- _Exercise instructions_
Return each entry exactly, with none missing.

- _Dataset extract_
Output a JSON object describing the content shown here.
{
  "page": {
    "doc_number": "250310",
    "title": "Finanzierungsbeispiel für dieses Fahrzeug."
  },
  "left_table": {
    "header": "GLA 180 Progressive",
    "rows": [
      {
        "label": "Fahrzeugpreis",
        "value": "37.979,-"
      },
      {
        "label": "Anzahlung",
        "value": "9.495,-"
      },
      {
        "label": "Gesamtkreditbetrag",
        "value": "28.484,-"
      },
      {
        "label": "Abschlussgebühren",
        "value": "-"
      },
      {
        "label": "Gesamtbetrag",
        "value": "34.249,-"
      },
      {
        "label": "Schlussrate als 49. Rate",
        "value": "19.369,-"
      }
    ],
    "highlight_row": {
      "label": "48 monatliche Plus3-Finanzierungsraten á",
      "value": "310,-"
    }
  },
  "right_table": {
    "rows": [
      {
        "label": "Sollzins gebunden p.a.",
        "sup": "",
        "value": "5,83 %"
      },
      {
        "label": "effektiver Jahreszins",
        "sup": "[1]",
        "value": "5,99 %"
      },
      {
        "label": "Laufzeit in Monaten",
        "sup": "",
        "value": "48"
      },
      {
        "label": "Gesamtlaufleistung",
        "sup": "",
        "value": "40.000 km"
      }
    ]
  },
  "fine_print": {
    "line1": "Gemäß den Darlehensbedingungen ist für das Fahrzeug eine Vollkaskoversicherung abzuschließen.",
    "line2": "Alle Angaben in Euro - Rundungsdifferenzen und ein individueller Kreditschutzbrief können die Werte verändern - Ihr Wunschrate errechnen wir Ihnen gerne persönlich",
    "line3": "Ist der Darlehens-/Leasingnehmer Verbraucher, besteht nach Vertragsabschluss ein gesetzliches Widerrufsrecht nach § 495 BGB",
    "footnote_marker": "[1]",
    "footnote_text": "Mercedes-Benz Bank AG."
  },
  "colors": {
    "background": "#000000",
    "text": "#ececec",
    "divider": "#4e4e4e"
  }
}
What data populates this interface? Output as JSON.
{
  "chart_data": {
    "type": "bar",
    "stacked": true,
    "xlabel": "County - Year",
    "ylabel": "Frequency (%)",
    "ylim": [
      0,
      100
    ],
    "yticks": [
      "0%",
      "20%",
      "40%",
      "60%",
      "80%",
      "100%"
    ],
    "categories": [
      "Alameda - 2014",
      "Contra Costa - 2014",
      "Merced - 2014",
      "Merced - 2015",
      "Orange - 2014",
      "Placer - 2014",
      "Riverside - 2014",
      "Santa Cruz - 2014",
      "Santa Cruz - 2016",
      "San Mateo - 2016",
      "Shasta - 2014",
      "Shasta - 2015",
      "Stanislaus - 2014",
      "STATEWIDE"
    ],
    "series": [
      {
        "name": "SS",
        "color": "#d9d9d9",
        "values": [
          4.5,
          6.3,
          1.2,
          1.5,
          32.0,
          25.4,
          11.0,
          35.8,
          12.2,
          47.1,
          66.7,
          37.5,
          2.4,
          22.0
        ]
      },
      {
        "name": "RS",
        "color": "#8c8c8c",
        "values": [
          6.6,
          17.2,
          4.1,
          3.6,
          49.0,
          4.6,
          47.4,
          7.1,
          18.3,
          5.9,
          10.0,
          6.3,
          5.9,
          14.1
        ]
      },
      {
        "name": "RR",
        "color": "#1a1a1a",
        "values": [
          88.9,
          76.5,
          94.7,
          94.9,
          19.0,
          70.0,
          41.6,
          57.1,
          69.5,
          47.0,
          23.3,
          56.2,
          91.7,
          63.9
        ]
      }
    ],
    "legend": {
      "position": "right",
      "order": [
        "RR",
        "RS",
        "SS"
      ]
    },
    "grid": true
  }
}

- _Worked solution_
Output a JSON object describing the content shown here.
{
  "page": {
    "doc_number": "250310",
    "title": "Finanzierungsbeispiel für dieses Fahrzeug."
  },
  "left_table": {
    "header": "GLA 180 Progressive",
    "rows": [
      {
        "label": "Fahrzeugpreis",
        "value": "37.979,-"
      },
      {
        "label": "Anzahlung",
        "value": "9.495,-"
      },
      {
        "label": "Gesamtkreditbetrag",
        "value": "28.484,-"
      },
      {
        "label": "Abschlussgebühren",
        "value": "-"
      },
      {
        "label": "Gesamtbetrag",
        "value": "34.249,-"
      },
      {
        "label": "Schlussrate als 49. Rate",
        "value": "19.369,-"
      }
    ],
    "highlight_row": {
      "label": "48 monatliche Plus3-Finanzierungsraten á",
      "value": "310,-"
    }
  },
  "right_table": {
    "rows": [
      {
        "label": "Sollzins gebunden p.a.",
        "sup": "",
        "value": "5,83 %"
      },
      {
        "label": "effektiver Jahreszins",
        "sup": "[1]",
        "value": "5,99 %"
      },
      {
        "label": "Laufzeit in Monaten",
        "sup": "",
        "value": "48"
      },
      {
        "label": "Gesamtlaufleistung",
        "sup": "",
        "value": "40.000 km"
      }
    ]
  },
  "fine_print": {
    "line1": "Gemäß den Darlehensbedingungen ist für das Fahrzeug eine Vollkaskoversicherung abzuschließen.",
    "line2": "Alle Angaben in Euro - Rundungsdifferenzen und ein individueller Kreditschutzbrief können die Werte verändern - Ihr Wunschrate errechnen wir Ihnen gerne persönlich",
    "line3": "Ist der Darlehens-/Leasingnehmer Verbraucher, besteht nach Vertragsabschluss ein gesetzliches Widerrufsrecht nach § 495 BGB",
    "footnote_marker": "[1]",
    "footnote_text": "Mercedes-Benz Bank AG."
  },
  "colors": {
    "background": "#000000",
    "text": "#ececec",
    "divider": "#4e4e4e"
  }
}
What data populates this interface? Output as JSON.
{
  "chart_data": {
    "type": "bar",
    "stacked": true,
    "xlabel": "County - Year",
    "ylabel": "Frequency (%)",
    "ylim": [
      0,
      100
    ],
    "yticks": [
      "0%",
      "20%",
      "40%",
      "60%",
      "80%",
      "100%"
    ],
    "categories": [
      "Alameda - 2014",
      "Contra Costa - 2014",
      "Merced - 2014",
      "Merced - 2015",
      "Orange - 2014",
      "Placer - 2014",
      "Riverside - 2014",
      "Santa Cruz - 2014",
      "Santa Cruz - 2016",
      "San Mateo - 2016",
      "Shasta - 2014",
      "Shasta - 2015",
      "Stanislaus - 2014",
      "STATEWIDE"
    ],
    "series": [
      {
        "name": "SS",
        "color": "#d9d9d9",
        "values": [
          4.5,
          6.3,
          1.2,
          1.5,
          32.0,
          25.4,
          11.0,
          35.8,
          12.2,
          47.1,
          66.7,
          37.5,
          2.4,
          22.0
        ]
      },
      {
        "name": "RS",
        "color": "#8c8c8c",
        "values": [
          6.6,
          17.2,
          4.1,
          3.6,
          49.0,
          4.6,
          47.4,
          7.1,
          18.3,
          5.9,
          10.0,
          6.3,
          5.9,
          14.1
        ]
      },
      {
        "name": "RR",
        "color": "#1a1a1a",
        "values": [
          88.9,
          76.5,
          94.7,
          94.9,
          19.0,
          70.0,
          41.6,
          57.1,
          69.5,
          47.0,
          23.3,
          56.2,
          91.7,
          63.9
        ]
      }
    ],
    "legend": {
      "position": "right",
      "order": [
        "RR",
        "RS",
        "SS"
      ]
    },
    "grid": true
  }
}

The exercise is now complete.